INPUT RECORDS:
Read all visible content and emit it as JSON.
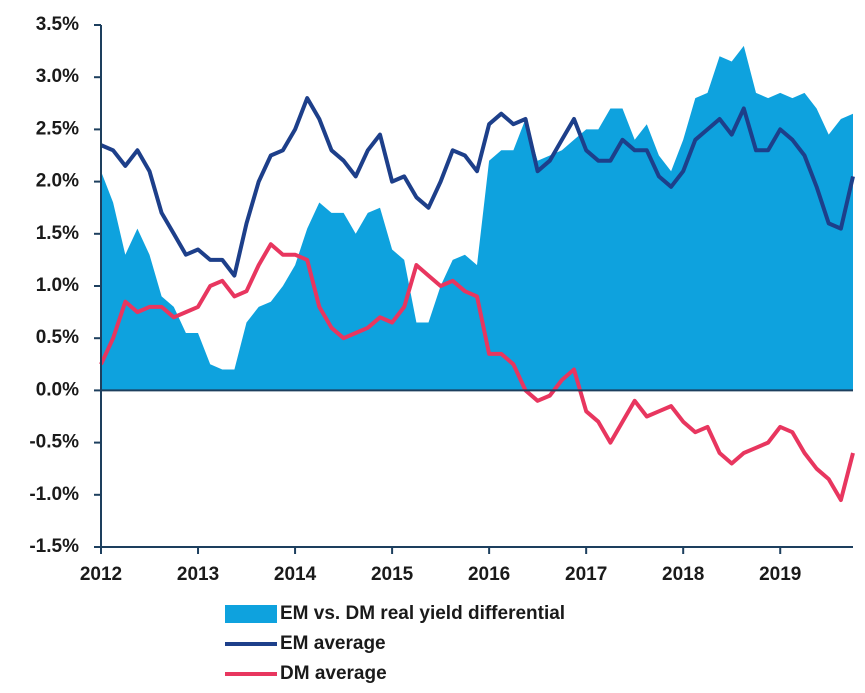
{
  "chart_data": {
    "type": "line",
    "x": [
      2012,
      2012.125,
      2012.25,
      2012.375,
      2012.5,
      2012.625,
      2012.75,
      2012.875,
      2013,
      2013.125,
      2013.25,
      2013.375,
      2013.5,
      2013.625,
      2013.75,
      2013.875,
      2014,
      2014.125,
      2014.25,
      2014.375,
      2014.5,
      2014.625,
      2014.75,
      2014.875,
      2015,
      2015.125,
      2015.25,
      2015.375,
      2015.5,
      2015.625,
      2015.75,
      2015.875,
      2016,
      2016.125,
      2016.25,
      2016.375,
      2016.5,
      2016.625,
      2016.75,
      2016.875,
      2017,
      2017.125,
      2017.25,
      2017.375,
      2017.5,
      2017.625,
      2017.75,
      2017.875,
      2018,
      2018.125,
      2018.25,
      2018.375,
      2018.5,
      2018.625,
      2018.75,
      2018.875,
      2019,
      2019.125,
      2019.25,
      2019.375,
      2019.5,
      2019.625,
      2019.75
    ],
    "series": [
      {
        "name": "EM vs. DM real yield differential",
        "type": "area",
        "color": "#0ea2de",
        "values": [
          2.1,
          1.8,
          1.3,
          1.55,
          1.3,
          0.9,
          0.8,
          0.55,
          0.55,
          0.25,
          0.2,
          0.2,
          0.65,
          0.8,
          0.85,
          1.0,
          1.2,
          1.55,
          1.8,
          1.7,
          1.7,
          1.5,
          1.7,
          1.75,
          1.35,
          1.25,
          0.65,
          0.65,
          1.0,
          1.25,
          1.3,
          1.2,
          2.2,
          2.3,
          2.3,
          2.6,
          2.2,
          2.25,
          2.3,
          2.4,
          2.5,
          2.5,
          2.7,
          2.7,
          2.4,
          2.55,
          2.25,
          2.1,
          2.4,
          2.8,
          2.85,
          3.2,
          3.15,
          3.3,
          2.85,
          2.8,
          2.85,
          2.8,
          2.85,
          2.7,
          2.45,
          2.6,
          2.65
        ]
      },
      {
        "name": "EM average",
        "type": "line",
        "color": "#1d3f8a",
        "values": [
          2.35,
          2.3,
          2.15,
          2.3,
          2.1,
          1.7,
          1.5,
          1.3,
          1.35,
          1.25,
          1.25,
          1.1,
          1.6,
          2.0,
          2.25,
          2.3,
          2.5,
          2.8,
          2.6,
          2.3,
          2.2,
          2.05,
          2.3,
          2.45,
          2.0,
          2.05,
          1.85,
          1.75,
          2.0,
          2.3,
          2.25,
          2.1,
          2.55,
          2.65,
          2.55,
          2.6,
          2.1,
          2.2,
          2.4,
          2.6,
          2.3,
          2.2,
          2.2,
          2.4,
          2.3,
          2.3,
          2.05,
          1.95,
          2.1,
          2.4,
          2.5,
          2.6,
          2.45,
          2.7,
          2.3,
          2.3,
          2.5,
          2.4,
          2.25,
          1.95,
          1.6,
          1.55,
          2.05
        ]
      },
      {
        "name": "DM average",
        "type": "line",
        "color": "#e8365f",
        "values": [
          0.25,
          0.5,
          0.85,
          0.75,
          0.8,
          0.8,
          0.7,
          0.75,
          0.8,
          1.0,
          1.05,
          0.9,
          0.95,
          1.2,
          1.4,
          1.3,
          1.3,
          1.25,
          0.8,
          0.6,
          0.5,
          0.55,
          0.6,
          0.7,
          0.65,
          0.8,
          1.2,
          1.1,
          1.0,
          1.05,
          0.95,
          0.9,
          0.35,
          0.35,
          0.25,
          0.0,
          -0.1,
          -0.05,
          0.1,
          0.2,
          -0.2,
          -0.3,
          -0.5,
          -0.3,
          -0.1,
          -0.25,
          -0.2,
          -0.15,
          -0.3,
          -0.4,
          -0.35,
          -0.6,
          -0.7,
          -0.6,
          -0.55,
          -0.5,
          -0.35,
          -0.4,
          -0.6,
          -0.75,
          -0.85,
          -1.05,
          -0.6
        ]
      }
    ],
    "xlim": [
      2012,
      2019.75
    ],
    "xticks": [
      2012,
      2013,
      2014,
      2015,
      2016,
      2017,
      2018,
      2019
    ],
    "ylim": [
      -1.5,
      3.5
    ],
    "yticks": [
      {
        "value": -1.5,
        "label": "-1.5%"
      },
      {
        "value": -1.0,
        "label": "-1.0%"
      },
      {
        "value": -0.5,
        "label": "-0.5%"
      },
      {
        "value": 0,
        "label": "0.0%"
      },
      {
        "value": 0.5,
        "label": "0.5%"
      },
      {
        "value": 1.0,
        "label": "1.0%"
      },
      {
        "value": 1.5,
        "label": "1.5%"
      },
      {
        "value": 2.0,
        "label": "2.0%"
      },
      {
        "value": 2.5,
        "label": "2.5%"
      },
      {
        "value": 3.0,
        "label": "3.0%"
      },
      {
        "value": 3.5,
        "label": "3.5%"
      }
    ],
    "axis_color": "#1d3f5e"
  }
}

TASK PROMPT: Retype the listing exactly. Pictures do not belong in the copy.

ANSWER TO THE EXERCISE:
Read all visible content and emit it as JSON.
{
  "chart_data": {
    "type": "line",
    "x": [
      2012,
      2012.125,
      2012.25,
      2012.375,
      2012.5,
      2012.625,
      2012.75,
      2012.875,
      2013,
      2013.125,
      2013.25,
      2013.375,
      2013.5,
      2013.625,
      2013.75,
      2013.875,
      2014,
      2014.125,
      2014.25,
      2014.375,
      2014.5,
      2014.625,
      2014.75,
      2014.875,
      2015,
      2015.125,
      2015.25,
      2015.375,
      2015.5,
      2015.625,
      2015.75,
      2015.875,
      2016,
      2016.125,
      2016.25,
      2016.375,
      2016.5,
      2016.625,
      2016.75,
      2016.875,
      2017,
      2017.125,
      2017.25,
      2017.375,
      2017.5,
      2017.625,
      2017.75,
      2017.875,
      2018,
      2018.125,
      2018.25,
      2018.375,
      2018.5,
      2018.625,
      2018.75,
      2018.875,
      2019,
      2019.125,
      2019.25,
      2019.375,
      2019.5,
      2019.625,
      2019.75
    ],
    "series": [
      {
        "name": "EM vs. DM real yield differential",
        "type": "area",
        "color": "#0ea2de",
        "values": [
          2.1,
          1.8,
          1.3,
          1.55,
          1.3,
          0.9,
          0.8,
          0.55,
          0.55,
          0.25,
          0.2,
          0.2,
          0.65,
          0.8,
          0.85,
          1.0,
          1.2,
          1.55,
          1.8,
          1.7,
          1.7,
          1.5,
          1.7,
          1.75,
          1.35,
          1.25,
          0.65,
          0.65,
          1.0,
          1.25,
          1.3,
          1.2,
          2.2,
          2.3,
          2.3,
          2.6,
          2.2,
          2.25,
          2.3,
          2.4,
          2.5,
          2.5,
          2.7,
          2.7,
          2.4,
          2.55,
          2.25,
          2.1,
          2.4,
          2.8,
          2.85,
          3.2,
          3.15,
          3.3,
          2.85,
          2.8,
          2.85,
          2.8,
          2.85,
          2.7,
          2.45,
          2.6,
          2.65
        ]
      },
      {
        "name": "EM average",
        "type": "line",
        "color": "#1d3f8a",
        "values": [
          2.35,
          2.3,
          2.15,
          2.3,
          2.1,
          1.7,
          1.5,
          1.3,
          1.35,
          1.25,
          1.25,
          1.1,
          1.6,
          2.0,
          2.25,
          2.3,
          2.5,
          2.8,
          2.6,
          2.3,
          2.2,
          2.05,
          2.3,
          2.45,
          2.0,
          2.05,
          1.85,
          1.75,
          2.0,
          2.3,
          2.25,
          2.1,
          2.55,
          2.65,
          2.55,
          2.6,
          2.1,
          2.2,
          2.4,
          2.6,
          2.3,
          2.2,
          2.2,
          2.4,
          2.3,
          2.3,
          2.05,
          1.95,
          2.1,
          2.4,
          2.5,
          2.6,
          2.45,
          2.7,
          2.3,
          2.3,
          2.5,
          2.4,
          2.25,
          1.95,
          1.6,
          1.55,
          2.05
        ]
      },
      {
        "name": "DM average",
        "type": "line",
        "color": "#e8365f",
        "values": [
          0.25,
          0.5,
          0.85,
          0.75,
          0.8,
          0.8,
          0.7,
          0.75,
          0.8,
          1.0,
          1.05,
          0.9,
          0.95,
          1.2,
          1.4,
          1.3,
          1.3,
          1.25,
          0.8,
          0.6,
          0.5,
          0.55,
          0.6,
          0.7,
          0.65,
          0.8,
          1.2,
          1.1,
          1.0,
          1.05,
          0.95,
          0.9,
          0.35,
          0.35,
          0.25,
          0.0,
          -0.1,
          -0.05,
          0.1,
          0.2,
          -0.2,
          -0.3,
          -0.5,
          -0.3,
          -0.1,
          -0.25,
          -0.2,
          -0.15,
          -0.3,
          -0.4,
          -0.35,
          -0.6,
          -0.7,
          -0.6,
          -0.55,
          -0.5,
          -0.35,
          -0.4,
          -0.6,
          -0.75,
          -0.85,
          -1.05,
          -0.6
        ]
      }
    ],
    "xlim": [
      2012,
      2019.75
    ],
    "xticks": [
      2012,
      2013,
      2014,
      2015,
      2016,
      2017,
      2018,
      2019
    ],
    "ylim": [
      -1.5,
      3.5
    ],
    "yticks": [
      {
        "value": -1.5,
        "label": "-1.5%"
      },
      {
        "value": -1.0,
        "label": "-1.0%"
      },
      {
        "value": -0.5,
        "label": "-0.5%"
      },
      {
        "value": 0,
        "label": "0.0%"
      },
      {
        "value": 0.5,
        "label": "0.5%"
      },
      {
        "value": 1.0,
        "label": "1.0%"
      },
      {
        "value": 1.5,
        "label": "1.5%"
      },
      {
        "value": 2.0,
        "label": "2.0%"
      },
      {
        "value": 2.5,
        "label": "2.5%"
      },
      {
        "value": 3.0,
        "label": "3.0%"
      },
      {
        "value": 3.5,
        "label": "3.5%"
      }
    ],
    "axis_color": "#1d3f5e"
  }
}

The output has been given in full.